**TASK TO CARRY OUT:** State the number of lines, and only that number, in which the word "tout" appears.

**INPUT DATA:**

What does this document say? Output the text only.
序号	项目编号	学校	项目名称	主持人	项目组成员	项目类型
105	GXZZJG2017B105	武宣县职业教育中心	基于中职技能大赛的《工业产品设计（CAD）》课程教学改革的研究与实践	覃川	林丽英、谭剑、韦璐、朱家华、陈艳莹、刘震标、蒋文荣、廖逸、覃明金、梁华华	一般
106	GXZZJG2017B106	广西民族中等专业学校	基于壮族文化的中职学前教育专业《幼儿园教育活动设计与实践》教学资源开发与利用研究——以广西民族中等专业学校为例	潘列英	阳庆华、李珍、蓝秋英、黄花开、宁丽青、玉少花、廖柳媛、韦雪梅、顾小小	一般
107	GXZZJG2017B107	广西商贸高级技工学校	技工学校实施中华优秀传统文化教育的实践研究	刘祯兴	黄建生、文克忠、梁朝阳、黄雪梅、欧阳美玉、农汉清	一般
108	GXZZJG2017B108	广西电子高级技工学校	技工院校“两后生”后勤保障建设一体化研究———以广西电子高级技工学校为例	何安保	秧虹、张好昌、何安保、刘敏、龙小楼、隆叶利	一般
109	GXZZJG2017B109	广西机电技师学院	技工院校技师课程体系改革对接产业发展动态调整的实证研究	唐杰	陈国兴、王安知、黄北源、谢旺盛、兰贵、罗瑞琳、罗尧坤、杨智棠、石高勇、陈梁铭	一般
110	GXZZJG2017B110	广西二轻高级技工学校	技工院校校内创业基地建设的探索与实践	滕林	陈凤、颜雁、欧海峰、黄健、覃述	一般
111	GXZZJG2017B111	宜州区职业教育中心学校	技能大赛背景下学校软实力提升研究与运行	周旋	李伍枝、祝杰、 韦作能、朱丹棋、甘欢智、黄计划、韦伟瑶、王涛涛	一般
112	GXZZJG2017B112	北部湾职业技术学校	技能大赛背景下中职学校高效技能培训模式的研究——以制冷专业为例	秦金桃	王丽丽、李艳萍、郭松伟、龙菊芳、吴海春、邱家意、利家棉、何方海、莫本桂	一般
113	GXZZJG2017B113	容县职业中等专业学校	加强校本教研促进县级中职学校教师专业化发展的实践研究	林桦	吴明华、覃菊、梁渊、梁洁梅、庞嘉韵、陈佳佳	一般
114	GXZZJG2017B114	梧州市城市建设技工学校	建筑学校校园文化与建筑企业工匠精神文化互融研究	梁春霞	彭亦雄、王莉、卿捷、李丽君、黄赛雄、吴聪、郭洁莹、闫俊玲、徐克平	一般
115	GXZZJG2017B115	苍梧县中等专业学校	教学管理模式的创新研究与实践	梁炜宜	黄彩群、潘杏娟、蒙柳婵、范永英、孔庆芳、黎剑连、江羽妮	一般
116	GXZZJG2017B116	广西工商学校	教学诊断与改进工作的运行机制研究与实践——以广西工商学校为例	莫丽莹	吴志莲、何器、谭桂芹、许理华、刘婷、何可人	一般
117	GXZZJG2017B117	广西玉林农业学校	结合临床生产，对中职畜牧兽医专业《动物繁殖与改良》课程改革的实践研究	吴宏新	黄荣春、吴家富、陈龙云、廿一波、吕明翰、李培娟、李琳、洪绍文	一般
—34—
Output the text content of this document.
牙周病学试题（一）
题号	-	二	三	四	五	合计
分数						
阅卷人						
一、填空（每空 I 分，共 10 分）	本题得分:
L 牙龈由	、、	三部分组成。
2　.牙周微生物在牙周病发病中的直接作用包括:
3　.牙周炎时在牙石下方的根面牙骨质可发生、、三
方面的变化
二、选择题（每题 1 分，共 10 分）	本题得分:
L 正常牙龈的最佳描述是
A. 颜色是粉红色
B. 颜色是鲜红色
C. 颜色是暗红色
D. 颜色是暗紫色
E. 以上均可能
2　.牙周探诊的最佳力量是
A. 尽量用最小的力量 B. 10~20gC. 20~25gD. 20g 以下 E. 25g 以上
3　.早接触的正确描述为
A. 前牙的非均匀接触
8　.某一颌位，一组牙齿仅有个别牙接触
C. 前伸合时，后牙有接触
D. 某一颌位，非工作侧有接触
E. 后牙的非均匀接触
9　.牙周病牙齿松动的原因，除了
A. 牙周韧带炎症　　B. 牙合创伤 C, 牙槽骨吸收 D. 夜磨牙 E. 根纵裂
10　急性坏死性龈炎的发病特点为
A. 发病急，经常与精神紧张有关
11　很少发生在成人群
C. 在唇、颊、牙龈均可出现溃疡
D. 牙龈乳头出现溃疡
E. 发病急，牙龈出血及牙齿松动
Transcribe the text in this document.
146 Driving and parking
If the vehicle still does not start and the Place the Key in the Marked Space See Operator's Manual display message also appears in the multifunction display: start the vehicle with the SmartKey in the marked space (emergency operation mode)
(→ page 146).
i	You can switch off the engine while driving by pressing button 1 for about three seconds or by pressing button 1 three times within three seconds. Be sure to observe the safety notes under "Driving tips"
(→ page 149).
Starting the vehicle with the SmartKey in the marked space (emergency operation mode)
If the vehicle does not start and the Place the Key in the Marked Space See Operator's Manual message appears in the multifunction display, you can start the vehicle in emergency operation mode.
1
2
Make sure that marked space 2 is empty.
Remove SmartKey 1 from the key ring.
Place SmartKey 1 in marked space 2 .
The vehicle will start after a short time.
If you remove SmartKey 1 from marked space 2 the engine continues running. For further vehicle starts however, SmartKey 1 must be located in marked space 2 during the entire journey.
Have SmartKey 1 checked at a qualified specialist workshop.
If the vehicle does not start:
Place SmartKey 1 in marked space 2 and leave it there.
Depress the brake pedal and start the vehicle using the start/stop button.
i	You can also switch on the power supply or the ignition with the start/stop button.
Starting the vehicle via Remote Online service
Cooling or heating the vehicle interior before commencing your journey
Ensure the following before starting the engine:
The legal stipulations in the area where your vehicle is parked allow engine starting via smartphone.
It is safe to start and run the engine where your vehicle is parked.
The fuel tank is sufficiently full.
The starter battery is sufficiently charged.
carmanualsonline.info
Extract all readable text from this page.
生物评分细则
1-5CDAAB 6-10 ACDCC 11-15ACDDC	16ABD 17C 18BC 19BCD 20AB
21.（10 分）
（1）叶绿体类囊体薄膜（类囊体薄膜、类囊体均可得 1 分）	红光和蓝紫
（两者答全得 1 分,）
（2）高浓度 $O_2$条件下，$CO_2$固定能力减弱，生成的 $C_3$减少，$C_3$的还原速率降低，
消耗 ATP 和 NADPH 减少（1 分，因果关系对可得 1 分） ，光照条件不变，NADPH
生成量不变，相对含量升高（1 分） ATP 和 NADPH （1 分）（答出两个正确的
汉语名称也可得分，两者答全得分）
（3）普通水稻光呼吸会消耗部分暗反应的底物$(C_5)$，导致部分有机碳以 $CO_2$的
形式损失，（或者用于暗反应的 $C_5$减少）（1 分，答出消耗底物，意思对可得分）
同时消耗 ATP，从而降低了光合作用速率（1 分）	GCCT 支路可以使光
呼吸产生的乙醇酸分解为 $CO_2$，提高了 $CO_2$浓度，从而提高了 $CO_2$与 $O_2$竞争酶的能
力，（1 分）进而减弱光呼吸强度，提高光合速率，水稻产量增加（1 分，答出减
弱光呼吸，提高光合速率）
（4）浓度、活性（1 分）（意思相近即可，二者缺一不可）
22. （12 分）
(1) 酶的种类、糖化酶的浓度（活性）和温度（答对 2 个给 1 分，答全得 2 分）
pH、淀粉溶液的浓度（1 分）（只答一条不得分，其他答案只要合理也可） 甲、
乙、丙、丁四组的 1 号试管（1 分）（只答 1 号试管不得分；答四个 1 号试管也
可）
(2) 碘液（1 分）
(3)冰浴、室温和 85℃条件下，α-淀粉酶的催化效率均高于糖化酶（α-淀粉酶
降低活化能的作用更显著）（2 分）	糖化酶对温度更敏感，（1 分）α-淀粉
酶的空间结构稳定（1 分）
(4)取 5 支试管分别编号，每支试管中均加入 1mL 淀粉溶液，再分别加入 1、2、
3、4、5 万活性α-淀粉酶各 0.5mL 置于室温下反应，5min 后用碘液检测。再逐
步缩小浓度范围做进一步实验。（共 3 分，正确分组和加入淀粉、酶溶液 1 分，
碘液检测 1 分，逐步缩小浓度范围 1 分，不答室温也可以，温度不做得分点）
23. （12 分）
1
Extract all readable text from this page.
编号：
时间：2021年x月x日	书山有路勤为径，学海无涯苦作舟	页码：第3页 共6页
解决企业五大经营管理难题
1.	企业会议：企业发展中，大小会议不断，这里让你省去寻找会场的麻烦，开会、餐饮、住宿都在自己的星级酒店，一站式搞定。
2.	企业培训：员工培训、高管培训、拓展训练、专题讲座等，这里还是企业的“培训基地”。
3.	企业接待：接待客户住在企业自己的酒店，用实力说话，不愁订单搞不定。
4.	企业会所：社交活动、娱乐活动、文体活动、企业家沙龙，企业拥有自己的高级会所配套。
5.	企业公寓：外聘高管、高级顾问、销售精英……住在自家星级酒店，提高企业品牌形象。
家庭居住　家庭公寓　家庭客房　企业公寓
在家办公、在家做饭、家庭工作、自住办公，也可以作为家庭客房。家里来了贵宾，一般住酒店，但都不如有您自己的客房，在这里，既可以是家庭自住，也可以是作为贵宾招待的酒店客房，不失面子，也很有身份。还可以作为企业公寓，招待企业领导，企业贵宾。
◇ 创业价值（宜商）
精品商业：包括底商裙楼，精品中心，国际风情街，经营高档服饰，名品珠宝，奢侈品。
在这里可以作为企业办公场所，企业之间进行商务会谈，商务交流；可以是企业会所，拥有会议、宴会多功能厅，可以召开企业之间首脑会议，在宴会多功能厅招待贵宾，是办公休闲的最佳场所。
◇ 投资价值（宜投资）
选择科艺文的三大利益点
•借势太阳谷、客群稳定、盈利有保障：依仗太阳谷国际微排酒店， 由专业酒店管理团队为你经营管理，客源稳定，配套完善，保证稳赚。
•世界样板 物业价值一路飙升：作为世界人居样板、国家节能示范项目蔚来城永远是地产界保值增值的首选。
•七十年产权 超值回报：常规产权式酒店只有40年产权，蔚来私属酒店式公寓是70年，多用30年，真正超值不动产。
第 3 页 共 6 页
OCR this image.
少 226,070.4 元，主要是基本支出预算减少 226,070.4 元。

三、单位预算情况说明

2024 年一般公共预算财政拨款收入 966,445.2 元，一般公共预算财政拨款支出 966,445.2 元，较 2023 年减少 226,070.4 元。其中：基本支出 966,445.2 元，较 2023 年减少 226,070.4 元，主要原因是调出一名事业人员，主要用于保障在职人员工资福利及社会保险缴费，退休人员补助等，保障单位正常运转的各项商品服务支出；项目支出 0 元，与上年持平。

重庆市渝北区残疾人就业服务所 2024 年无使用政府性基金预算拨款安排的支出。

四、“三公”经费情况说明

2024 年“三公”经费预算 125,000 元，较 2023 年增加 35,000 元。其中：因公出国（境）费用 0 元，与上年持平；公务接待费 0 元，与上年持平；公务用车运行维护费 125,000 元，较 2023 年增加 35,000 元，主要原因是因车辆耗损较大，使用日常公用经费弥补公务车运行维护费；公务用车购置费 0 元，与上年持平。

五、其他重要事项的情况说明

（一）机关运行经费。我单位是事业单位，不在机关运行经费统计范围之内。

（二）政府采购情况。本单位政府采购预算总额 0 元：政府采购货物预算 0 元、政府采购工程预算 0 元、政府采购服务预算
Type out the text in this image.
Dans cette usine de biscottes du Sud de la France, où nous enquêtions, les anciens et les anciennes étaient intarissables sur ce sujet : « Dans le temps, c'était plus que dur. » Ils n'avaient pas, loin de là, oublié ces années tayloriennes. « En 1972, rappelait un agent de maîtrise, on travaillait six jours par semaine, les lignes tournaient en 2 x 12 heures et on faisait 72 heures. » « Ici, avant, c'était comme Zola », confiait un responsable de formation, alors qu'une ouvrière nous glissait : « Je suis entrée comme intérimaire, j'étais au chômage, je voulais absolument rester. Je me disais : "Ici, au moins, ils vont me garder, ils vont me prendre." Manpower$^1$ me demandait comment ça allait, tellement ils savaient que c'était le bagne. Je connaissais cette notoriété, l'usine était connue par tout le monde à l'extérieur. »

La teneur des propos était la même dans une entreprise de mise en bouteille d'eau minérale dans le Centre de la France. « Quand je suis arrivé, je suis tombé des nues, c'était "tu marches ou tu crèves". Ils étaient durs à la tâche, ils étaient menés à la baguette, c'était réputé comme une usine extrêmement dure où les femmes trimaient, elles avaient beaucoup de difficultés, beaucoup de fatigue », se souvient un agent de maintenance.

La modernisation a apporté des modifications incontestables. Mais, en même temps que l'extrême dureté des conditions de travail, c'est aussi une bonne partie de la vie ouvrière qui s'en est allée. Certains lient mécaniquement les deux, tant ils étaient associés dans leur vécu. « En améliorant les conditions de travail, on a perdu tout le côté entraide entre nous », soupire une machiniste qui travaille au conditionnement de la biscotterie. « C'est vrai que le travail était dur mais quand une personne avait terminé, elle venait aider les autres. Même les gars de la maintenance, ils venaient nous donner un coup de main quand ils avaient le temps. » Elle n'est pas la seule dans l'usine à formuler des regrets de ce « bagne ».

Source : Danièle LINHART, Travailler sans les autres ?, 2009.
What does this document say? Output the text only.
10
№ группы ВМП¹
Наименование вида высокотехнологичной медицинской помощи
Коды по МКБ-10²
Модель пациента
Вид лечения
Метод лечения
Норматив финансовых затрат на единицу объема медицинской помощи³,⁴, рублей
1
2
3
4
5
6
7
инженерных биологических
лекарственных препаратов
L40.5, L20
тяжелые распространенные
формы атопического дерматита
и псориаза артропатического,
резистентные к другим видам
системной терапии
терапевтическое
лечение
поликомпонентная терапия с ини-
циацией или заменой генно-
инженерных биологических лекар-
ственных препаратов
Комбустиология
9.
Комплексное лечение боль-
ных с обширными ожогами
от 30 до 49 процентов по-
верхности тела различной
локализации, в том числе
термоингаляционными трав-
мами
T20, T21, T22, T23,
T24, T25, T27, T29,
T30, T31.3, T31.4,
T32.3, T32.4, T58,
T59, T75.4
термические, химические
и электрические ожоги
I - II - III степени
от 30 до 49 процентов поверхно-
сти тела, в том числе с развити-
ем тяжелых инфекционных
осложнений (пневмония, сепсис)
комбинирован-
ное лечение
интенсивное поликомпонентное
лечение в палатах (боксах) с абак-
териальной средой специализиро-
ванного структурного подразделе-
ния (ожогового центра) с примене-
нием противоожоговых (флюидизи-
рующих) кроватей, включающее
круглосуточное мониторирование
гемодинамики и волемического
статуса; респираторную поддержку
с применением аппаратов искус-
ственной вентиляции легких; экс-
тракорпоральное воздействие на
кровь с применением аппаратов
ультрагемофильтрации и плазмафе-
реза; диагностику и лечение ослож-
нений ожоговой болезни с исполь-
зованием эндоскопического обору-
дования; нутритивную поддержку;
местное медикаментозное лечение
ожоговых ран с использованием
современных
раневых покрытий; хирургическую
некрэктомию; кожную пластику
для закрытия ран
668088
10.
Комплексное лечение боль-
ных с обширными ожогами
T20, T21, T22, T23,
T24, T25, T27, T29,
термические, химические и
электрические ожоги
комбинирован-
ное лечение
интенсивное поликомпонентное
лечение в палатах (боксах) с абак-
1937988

**RESPONSE TO THIS EXERCISE:** 2